▶ **What to produce**:
Copy each line of the entries that contains the word "actions".

* begin Material for this exercise *

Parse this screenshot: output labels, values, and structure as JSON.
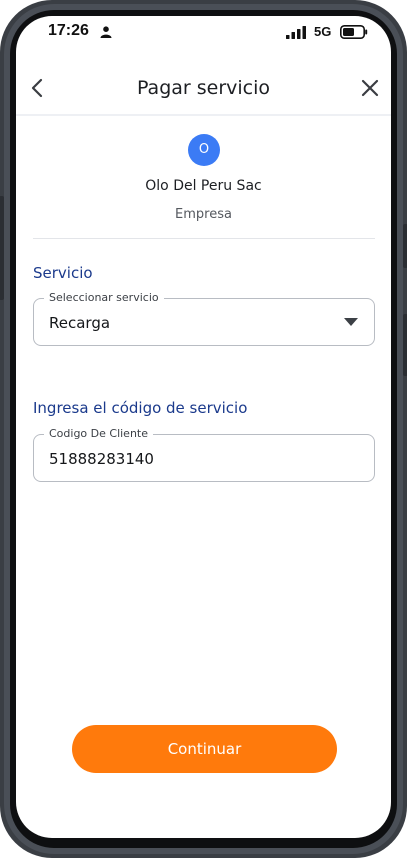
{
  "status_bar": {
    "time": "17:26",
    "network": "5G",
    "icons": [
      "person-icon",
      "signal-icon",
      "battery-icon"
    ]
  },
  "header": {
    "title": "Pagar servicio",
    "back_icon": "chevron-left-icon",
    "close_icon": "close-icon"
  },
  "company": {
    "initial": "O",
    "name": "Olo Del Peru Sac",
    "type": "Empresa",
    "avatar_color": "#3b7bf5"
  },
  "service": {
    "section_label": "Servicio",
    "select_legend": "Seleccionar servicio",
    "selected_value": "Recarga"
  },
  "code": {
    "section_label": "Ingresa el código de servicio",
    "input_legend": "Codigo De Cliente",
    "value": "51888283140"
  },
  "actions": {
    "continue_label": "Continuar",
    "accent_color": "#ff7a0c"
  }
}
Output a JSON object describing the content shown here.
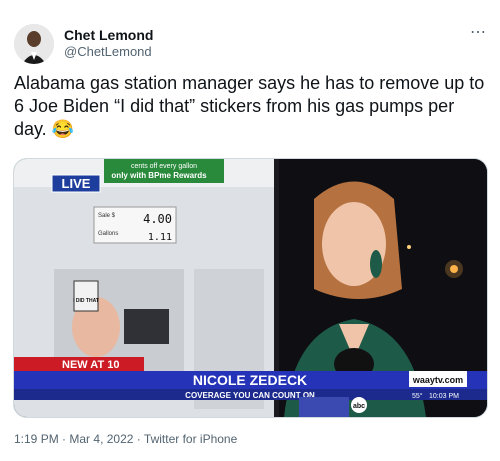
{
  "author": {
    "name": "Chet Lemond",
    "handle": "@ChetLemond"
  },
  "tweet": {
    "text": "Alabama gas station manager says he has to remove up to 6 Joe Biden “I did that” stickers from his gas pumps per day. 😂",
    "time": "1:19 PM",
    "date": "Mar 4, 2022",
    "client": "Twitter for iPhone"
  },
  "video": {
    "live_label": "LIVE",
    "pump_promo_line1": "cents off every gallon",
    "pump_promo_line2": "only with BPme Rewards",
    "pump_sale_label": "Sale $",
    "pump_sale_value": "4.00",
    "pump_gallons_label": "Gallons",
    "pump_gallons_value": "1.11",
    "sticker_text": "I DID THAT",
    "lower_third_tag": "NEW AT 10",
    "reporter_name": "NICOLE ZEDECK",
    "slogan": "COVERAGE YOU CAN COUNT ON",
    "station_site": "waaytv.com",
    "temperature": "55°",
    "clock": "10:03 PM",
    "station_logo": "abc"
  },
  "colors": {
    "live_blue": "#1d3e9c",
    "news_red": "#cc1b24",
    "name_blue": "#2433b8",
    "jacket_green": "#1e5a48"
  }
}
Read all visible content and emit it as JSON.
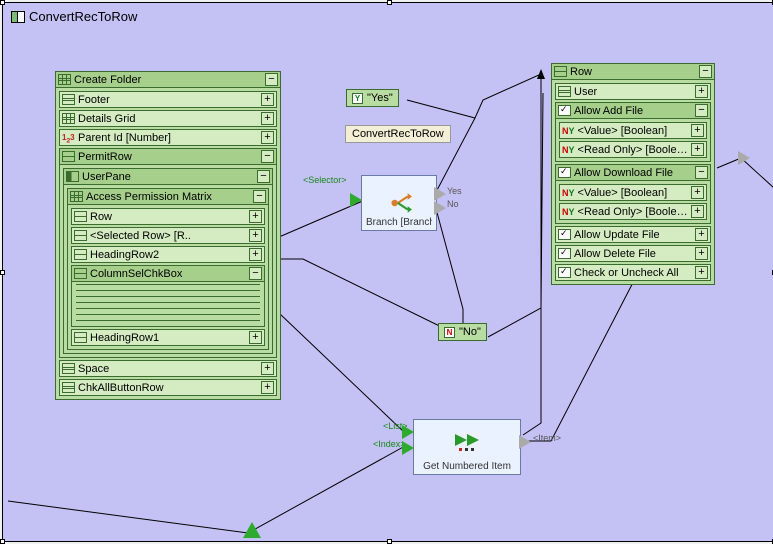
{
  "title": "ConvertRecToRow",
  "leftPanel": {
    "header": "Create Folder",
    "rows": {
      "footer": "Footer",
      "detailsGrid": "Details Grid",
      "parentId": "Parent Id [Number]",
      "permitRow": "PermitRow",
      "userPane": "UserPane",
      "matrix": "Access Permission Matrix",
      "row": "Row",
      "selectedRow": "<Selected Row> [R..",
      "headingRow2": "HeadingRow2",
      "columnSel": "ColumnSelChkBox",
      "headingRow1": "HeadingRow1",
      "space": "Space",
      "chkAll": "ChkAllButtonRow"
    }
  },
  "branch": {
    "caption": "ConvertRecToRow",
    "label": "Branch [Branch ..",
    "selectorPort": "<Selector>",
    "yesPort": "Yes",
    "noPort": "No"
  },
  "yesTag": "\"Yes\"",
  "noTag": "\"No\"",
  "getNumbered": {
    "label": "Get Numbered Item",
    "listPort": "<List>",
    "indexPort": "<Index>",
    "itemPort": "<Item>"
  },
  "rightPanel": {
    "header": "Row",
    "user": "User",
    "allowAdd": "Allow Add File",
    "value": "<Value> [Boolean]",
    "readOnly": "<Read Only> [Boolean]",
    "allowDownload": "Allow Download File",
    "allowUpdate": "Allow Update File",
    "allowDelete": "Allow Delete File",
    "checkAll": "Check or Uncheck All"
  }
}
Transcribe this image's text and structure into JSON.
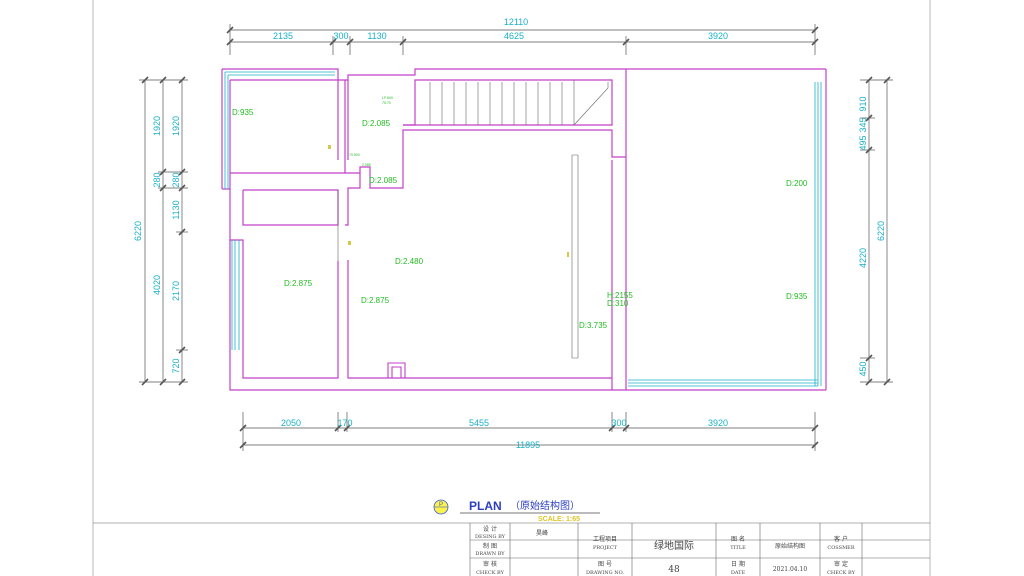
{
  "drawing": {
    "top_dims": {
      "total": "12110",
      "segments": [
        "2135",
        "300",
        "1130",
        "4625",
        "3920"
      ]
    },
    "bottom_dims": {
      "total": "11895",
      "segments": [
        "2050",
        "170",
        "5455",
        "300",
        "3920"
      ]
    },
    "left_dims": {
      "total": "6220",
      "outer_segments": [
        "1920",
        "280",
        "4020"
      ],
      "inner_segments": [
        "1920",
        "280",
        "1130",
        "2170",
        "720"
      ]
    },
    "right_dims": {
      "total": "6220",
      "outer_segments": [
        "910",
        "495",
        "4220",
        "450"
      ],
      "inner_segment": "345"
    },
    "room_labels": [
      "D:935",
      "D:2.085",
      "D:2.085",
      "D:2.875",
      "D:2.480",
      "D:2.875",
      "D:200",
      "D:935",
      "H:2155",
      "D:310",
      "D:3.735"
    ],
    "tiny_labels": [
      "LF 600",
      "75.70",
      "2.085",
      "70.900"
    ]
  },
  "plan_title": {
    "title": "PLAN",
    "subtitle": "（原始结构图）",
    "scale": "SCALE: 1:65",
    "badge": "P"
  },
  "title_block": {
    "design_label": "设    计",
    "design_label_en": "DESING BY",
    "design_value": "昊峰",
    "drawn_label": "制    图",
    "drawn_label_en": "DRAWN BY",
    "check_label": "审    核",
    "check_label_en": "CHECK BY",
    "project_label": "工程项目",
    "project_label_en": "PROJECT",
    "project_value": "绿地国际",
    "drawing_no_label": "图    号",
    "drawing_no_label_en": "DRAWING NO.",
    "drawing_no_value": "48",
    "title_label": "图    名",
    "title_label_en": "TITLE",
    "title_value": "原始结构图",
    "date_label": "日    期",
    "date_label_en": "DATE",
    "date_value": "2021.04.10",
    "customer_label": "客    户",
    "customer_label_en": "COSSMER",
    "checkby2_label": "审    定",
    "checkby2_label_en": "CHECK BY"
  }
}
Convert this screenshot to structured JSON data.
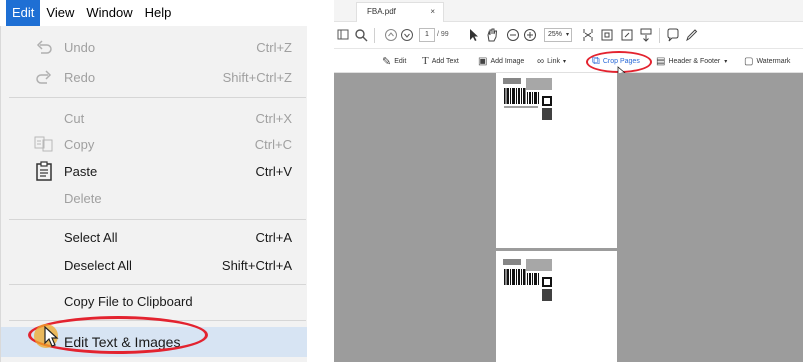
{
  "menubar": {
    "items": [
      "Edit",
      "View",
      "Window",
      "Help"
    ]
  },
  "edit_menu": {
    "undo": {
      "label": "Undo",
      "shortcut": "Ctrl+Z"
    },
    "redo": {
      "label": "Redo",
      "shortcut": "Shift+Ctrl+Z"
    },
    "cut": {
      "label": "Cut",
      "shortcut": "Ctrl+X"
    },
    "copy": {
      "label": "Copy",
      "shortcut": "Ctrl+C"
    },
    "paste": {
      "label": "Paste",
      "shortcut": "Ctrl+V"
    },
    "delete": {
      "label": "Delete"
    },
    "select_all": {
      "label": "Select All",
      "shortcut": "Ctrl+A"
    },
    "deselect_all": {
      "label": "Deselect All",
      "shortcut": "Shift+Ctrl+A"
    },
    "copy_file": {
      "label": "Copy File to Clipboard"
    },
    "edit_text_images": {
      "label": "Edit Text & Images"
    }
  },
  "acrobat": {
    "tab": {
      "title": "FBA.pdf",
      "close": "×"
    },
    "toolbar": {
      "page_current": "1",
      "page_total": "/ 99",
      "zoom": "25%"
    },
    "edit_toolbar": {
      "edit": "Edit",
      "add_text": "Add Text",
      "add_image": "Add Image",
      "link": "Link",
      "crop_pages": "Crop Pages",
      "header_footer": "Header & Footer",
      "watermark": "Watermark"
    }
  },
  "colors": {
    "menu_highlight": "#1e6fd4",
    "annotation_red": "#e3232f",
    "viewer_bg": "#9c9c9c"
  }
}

* end Material for this exercise *
* begin Material for this exercise *

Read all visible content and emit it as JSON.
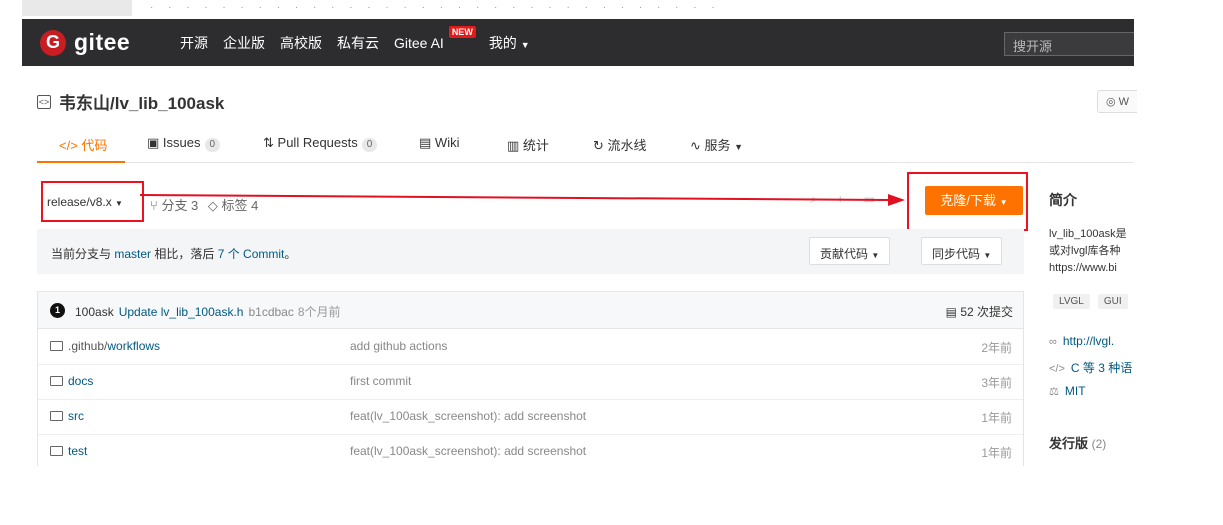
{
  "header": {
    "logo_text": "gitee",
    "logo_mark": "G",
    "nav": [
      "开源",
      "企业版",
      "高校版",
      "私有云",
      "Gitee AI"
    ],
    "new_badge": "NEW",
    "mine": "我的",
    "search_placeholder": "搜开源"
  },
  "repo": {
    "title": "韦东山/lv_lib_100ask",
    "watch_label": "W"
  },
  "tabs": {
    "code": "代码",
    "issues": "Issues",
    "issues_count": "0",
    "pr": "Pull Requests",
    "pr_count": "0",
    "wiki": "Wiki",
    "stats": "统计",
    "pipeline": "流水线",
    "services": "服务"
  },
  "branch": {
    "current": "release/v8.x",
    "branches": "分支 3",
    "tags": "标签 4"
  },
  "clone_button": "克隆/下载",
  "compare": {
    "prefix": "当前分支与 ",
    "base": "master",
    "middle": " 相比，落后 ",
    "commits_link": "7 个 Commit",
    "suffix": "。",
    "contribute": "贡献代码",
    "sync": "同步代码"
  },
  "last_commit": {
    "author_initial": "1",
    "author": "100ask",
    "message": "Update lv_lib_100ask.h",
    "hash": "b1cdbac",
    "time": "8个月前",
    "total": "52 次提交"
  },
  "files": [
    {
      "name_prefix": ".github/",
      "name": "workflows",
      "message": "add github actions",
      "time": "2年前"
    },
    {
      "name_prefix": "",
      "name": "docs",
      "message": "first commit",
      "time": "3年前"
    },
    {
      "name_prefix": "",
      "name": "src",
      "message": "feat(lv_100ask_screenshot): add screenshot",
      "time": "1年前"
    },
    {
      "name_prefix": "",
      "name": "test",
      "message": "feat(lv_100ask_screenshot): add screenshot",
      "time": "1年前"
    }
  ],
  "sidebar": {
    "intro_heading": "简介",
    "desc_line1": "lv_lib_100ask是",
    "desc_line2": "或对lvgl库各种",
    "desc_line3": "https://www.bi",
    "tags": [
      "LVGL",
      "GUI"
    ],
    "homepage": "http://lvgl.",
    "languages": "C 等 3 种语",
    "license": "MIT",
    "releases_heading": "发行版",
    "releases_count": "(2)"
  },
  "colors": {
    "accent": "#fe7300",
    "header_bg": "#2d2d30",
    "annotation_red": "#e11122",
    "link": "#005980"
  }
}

* end Material for this exercise *

▶ **Solved exercise**:
  "actions": {
      "message": "add github actions",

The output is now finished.